▶ [Work required]
Repeat the material exactly, leaving nothing out.

▶ [Exercise input]
--- START ---
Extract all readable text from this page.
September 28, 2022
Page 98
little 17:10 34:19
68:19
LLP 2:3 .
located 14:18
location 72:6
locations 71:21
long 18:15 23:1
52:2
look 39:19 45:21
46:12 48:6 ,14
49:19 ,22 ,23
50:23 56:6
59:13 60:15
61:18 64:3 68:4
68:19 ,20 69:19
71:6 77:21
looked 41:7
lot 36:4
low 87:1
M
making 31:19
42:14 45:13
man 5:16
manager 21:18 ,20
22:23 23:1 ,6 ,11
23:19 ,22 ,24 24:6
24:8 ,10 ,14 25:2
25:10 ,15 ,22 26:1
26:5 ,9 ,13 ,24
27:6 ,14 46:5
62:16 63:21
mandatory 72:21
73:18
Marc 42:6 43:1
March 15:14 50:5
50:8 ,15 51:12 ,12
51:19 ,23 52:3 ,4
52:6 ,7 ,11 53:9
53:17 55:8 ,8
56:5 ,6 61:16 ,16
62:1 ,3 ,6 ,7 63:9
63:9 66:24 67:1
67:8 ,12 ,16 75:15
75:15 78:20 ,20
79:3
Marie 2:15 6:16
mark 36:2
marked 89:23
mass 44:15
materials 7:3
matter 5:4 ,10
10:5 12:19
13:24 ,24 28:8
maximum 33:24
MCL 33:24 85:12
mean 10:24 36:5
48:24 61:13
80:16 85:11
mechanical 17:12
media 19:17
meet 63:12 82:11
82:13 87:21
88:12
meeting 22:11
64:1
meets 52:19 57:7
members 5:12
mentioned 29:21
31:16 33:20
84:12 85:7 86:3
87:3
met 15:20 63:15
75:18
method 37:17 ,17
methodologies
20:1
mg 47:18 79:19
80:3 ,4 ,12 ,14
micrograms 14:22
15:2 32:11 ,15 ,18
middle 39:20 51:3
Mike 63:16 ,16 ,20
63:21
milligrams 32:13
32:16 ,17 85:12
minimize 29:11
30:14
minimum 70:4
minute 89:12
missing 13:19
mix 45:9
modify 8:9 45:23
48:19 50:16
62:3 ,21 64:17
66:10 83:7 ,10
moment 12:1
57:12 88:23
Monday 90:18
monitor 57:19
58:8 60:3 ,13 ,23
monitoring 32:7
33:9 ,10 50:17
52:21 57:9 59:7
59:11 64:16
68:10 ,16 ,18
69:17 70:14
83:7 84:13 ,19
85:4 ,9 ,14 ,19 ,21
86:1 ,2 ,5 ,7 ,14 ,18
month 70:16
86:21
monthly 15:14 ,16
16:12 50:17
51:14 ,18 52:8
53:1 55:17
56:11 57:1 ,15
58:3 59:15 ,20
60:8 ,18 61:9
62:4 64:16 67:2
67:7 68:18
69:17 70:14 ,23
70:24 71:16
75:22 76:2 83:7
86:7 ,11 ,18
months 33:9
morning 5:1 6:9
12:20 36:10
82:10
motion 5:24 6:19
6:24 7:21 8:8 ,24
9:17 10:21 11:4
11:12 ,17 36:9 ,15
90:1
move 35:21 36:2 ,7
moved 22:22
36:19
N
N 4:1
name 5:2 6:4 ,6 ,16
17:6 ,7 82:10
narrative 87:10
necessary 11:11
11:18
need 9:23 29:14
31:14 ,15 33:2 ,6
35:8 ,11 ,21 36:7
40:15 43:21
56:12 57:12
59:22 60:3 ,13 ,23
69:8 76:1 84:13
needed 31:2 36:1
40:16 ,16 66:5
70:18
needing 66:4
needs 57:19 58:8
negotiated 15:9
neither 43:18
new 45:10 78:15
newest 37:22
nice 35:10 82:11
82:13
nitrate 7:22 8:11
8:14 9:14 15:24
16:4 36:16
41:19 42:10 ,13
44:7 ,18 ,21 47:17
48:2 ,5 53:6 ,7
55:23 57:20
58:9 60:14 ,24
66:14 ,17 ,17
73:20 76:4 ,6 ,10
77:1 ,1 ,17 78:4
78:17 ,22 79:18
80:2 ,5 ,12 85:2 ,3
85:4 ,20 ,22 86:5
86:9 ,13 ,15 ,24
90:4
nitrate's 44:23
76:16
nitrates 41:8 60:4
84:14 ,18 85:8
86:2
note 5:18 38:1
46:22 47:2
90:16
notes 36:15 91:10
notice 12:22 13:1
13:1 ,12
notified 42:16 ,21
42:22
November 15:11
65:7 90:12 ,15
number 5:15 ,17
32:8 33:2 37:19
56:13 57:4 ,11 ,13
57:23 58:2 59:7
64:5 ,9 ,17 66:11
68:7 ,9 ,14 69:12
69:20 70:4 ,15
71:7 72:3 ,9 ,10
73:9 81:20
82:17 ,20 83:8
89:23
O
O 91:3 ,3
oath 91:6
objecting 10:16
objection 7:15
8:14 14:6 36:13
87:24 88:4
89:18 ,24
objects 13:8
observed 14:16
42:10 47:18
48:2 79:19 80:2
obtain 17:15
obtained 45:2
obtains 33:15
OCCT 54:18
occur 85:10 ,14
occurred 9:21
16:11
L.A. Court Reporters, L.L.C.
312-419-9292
--- END ---
▶ [Written reply]
Extract all readable text from this page.
September 28, 2022
Page 98
little 17:10 34:19
68:19
LLP 2:3 .
located 14:18
location 72:6
locations 71:21
long 18:15 23:1
52:2
look 39:19 45:21
46:12 48:6 ,14
49:19 ,22 ,23
50:23 56:6
59:13 60:15
61:18 64:3 68:4
68:19 ,20 69:19
71:6 77:21
looked 41:7
lot 36:4
low 87:1
M
making 31:19
42:14 45:13
man 5:16
manager 21:18 ,20
22:23 23:1 ,6 ,11
23:19 ,22 ,24 24:6
24:8 ,10 ,14 25:2
25:10 ,15 ,22 26:1
26:5 ,9 ,13 ,24
27:6 ,14 46:5
62:16 63:21
mandatory 72:21
73:18
Marc 42:6 43:1
March 15:14 50:5
50:8 ,15 51:12 ,12
51:19 ,23 52:3 ,4
52:6 ,7 ,11 53:9
53:17 55:8 ,8
56:5 ,6 61:16 ,16
62:1 ,3 ,6 ,7 63:9
63:9 66:24 67:1
67:8 ,12 ,16 75:15
75:15 78:20 ,20
79:3
Marie 2:15 6:16
mark 36:2
marked 89:23
mass 44:15
materials 7:3
matter 5:4 ,10
10:5 12:19
13:24 ,24 28:8
maximum 33:24
MCL 33:24 85:12
mean 10:24 36:5
48:24 61:13
80:16 85:11
mechanical 17:12
media 19:17
meet 63:12 82:11
82:13 87:21
88:12
meeting 22:11
64:1
meets 52:19 57:7
members 5:12
mentioned 29:21
31:16 33:20
84:12 85:7 86:3
87:3
met 15:20 63:15
75:18
method 37:17 ,17
methodologies
20:1
mg 47:18 79:19
80:3 ,4 ,12 ,14
micrograms 14:22
15:2 32:11 ,15 ,18
middle 39:20 51:3
Mike 63:16 ,16 ,20
63:21
milligrams 32:13
32:16 ,17 85:12
minimize 29:11
30:14
minimum 70:4
minute 89:12
missing 13:19
mix 45:9
modify 8:9 45:23
48:19 50:16
62:3 ,21 64:17
66:10 83:7 ,10
moment 12:1
57:12 88:23
Monday 90:18
monitor 57:19
58:8 60:3 ,13 ,23
monitoring 32:7
33:9 ,10 50:17
52:21 57:9 59:7
59:11 64:16
68:10 ,16 ,18
69:17 70:14
83:7 84:13 ,19
85:4 ,9 ,14 ,19 ,21
86:1 ,2 ,5 ,7 ,14 ,18
month 70:16
86:21
monthly 15:14 ,16
16:12 50:17
51:14 ,18 52:8
53:1 55:17
56:11 57:1 ,15
58:3 59:15 ,20
60:8 ,18 61:9
62:4 64:16 67:2
67:7 68:18
69:17 70:14 ,23
70:24 71:16
75:22 76:2 83:7
86:7 ,11 ,18
months 33:9
morning 5:1 6:9
12:20 36:10
82:10
motion 5:24 6:19
6:24 7:21 8:8 ,24
9:17 10:21 11:4
11:12 ,17 36:9 ,15
90:1
move 35:21 36:2 ,7
moved 22:22
36:19
N
N 4:1
name 5:2 6:4 ,6 ,16
17:6 ,7 82:10
narrative 87:10
necessary 11:11
11:18
need 9:23 29:14
31:14 ,15 33:2 ,6
35:8 ,11 ,21 36:7
40:15 43:21
56:12 57:12
59:22 60:3 ,13 ,23
69:8 76:1 84:13
needed 31:2 36:1
40:16 ,16 66:5
70:18
needing 66:4
needs 57:19 58:8
negotiated 15:9
neither 43:18
new 45:10 78:15
newest 37:22
nice 35:10 82:11
82:13
nitrate 7:22 8:11
8:14 9:14 15:24
16:4 36:16
41:19 42:10 ,13
44:7 ,18 ,21 47:17
48:2 ,5 53:6 ,7
55:23 57:20
58:9 60:14 ,24
66:14 ,17 ,17
73:20 76:4 ,6 ,10
77:1 ,1 ,17 78:4
78:17 ,22 79:18
80:2 ,5 ,12 85:2 ,3
85:4 ,20 ,22 86:5
86:9 ,13 ,15 ,24
90:4
nitrate's 44:23
76:16
nitrates 41:8 60:4
84:14 ,18 85:8
86:2
note 5:18 38:1
46:22 47:2
90:16
notes 36:15 91:10
notice 12:22 13:1
13:1 ,12
notified 42:16 ,21
42:22
November 15:11
65:7 90:12 ,15
number 5:15 ,17
32:8 33:2 37:19
56:13 57:4 ,11 ,13
57:23 58:2 59:7
64:5 ,9 ,17 66:11
68:7 ,9 ,14 69:12
69:20 70:4 ,15
71:7 72:3 ,9 ,10
73:9 81:20
82:17 ,20 83:8
89:23
O
O 91:3 ,3
oath 91:6
objecting 10:16
objection 7:15
8:14 14:6 36:13
87:24 88:4
89:18 ,24
objects 13:8
observed 14:16
42:10 47:18
48:2 79:19 80:2
obtain 17:15
obtained 45:2
obtains 33:15
OCCT 54:18
occur 85:10 ,14
occurred 9:21
16:11
L.A. Court Reporters, L.L.C.
312-419-9292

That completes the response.